Exercise objective: Find every line in the records below that contains the word "role", and copy each such line.

[Stored data]
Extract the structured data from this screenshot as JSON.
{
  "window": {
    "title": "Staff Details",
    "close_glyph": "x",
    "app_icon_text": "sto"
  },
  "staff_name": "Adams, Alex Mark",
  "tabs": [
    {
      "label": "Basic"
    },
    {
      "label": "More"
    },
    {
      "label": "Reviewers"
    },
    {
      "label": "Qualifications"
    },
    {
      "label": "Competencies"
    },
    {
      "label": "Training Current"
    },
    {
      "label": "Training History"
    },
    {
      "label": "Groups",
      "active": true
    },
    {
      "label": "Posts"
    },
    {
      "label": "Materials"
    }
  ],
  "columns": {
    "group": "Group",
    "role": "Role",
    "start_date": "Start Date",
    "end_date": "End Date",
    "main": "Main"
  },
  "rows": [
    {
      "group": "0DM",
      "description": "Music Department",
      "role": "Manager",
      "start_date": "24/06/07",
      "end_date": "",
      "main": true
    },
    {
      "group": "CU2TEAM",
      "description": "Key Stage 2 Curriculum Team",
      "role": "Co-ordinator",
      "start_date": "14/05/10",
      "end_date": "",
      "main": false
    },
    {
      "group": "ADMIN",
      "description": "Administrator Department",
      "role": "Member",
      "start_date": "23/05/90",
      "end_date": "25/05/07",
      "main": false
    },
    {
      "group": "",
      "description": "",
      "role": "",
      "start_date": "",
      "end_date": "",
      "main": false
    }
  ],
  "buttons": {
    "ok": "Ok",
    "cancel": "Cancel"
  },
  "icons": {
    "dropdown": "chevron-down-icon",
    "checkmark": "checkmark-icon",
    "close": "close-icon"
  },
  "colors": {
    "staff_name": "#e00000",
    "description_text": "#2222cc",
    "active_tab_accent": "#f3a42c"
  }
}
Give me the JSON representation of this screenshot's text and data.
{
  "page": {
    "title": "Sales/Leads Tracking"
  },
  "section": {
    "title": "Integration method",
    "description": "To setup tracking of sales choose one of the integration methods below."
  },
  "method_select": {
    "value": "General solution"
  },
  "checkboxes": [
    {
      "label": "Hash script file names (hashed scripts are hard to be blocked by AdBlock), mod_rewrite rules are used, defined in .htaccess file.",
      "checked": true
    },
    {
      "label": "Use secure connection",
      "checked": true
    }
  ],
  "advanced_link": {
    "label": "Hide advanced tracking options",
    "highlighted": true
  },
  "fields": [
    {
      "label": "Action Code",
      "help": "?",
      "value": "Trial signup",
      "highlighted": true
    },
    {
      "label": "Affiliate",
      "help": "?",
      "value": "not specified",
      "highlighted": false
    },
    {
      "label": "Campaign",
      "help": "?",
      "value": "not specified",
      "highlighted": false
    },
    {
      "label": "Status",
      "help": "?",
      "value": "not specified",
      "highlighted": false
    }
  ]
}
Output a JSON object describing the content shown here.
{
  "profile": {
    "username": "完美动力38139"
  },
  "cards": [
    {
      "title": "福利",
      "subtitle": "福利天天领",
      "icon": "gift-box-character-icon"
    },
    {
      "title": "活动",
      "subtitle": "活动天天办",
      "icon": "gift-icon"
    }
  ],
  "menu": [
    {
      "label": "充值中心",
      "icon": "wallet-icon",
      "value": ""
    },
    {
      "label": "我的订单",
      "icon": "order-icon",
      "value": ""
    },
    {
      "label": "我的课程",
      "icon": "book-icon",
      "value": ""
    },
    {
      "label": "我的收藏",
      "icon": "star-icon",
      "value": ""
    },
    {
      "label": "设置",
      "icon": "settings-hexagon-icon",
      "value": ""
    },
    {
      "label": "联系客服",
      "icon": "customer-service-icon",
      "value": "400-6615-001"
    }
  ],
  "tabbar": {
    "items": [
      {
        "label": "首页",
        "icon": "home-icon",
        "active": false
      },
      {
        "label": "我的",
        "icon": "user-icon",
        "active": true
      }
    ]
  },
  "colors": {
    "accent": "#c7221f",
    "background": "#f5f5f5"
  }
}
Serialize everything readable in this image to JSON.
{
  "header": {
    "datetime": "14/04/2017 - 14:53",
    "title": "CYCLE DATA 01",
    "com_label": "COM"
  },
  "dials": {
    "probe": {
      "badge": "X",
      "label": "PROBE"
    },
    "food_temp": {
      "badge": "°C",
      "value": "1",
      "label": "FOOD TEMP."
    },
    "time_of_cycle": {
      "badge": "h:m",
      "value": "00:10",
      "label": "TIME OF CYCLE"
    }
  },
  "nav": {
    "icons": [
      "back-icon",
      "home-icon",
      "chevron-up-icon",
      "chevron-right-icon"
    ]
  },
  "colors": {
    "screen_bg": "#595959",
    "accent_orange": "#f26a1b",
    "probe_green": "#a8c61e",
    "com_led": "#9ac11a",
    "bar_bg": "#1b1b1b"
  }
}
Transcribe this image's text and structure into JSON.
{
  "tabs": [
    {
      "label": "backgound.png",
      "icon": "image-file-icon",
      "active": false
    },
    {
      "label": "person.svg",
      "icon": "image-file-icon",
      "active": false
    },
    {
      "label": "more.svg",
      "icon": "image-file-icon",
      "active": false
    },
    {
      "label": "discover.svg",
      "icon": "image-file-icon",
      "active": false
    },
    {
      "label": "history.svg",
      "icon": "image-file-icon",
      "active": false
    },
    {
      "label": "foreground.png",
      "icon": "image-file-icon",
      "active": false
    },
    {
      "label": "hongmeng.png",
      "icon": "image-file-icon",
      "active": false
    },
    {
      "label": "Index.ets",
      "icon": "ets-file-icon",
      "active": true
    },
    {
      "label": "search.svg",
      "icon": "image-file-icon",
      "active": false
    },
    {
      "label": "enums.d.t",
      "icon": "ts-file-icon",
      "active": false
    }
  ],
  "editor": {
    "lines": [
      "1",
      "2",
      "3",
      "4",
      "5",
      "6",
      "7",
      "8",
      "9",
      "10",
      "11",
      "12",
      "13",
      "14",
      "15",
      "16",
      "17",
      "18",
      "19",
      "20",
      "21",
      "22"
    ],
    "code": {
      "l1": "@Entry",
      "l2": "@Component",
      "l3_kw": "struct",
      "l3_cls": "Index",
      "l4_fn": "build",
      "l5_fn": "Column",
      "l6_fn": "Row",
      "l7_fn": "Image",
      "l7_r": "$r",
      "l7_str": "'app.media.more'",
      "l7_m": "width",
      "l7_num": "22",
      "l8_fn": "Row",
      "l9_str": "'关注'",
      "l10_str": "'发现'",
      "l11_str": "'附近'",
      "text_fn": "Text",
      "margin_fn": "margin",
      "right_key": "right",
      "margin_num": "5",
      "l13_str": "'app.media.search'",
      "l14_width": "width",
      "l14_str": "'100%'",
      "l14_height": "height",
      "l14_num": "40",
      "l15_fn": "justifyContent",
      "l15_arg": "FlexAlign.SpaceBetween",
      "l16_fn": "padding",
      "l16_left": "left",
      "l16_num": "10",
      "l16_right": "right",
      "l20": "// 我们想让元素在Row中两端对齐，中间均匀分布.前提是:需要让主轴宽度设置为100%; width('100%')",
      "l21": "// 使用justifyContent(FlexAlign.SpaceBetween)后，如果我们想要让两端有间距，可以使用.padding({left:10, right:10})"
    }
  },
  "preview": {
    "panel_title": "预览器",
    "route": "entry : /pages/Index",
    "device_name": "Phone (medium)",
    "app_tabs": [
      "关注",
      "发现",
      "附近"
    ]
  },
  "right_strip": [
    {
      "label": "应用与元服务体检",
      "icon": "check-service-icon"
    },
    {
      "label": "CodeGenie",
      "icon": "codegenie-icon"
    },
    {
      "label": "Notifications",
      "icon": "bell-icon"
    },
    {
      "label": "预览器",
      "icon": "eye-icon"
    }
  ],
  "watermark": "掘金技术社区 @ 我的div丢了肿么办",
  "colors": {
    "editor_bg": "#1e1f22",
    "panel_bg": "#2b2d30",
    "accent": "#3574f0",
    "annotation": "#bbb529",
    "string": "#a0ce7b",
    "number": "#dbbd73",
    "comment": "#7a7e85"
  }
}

Correct answer:
    "role": "Role",
      "role": "Manager",
      "role": "Co-ordinator",
      "role": "Member",
      "role": "",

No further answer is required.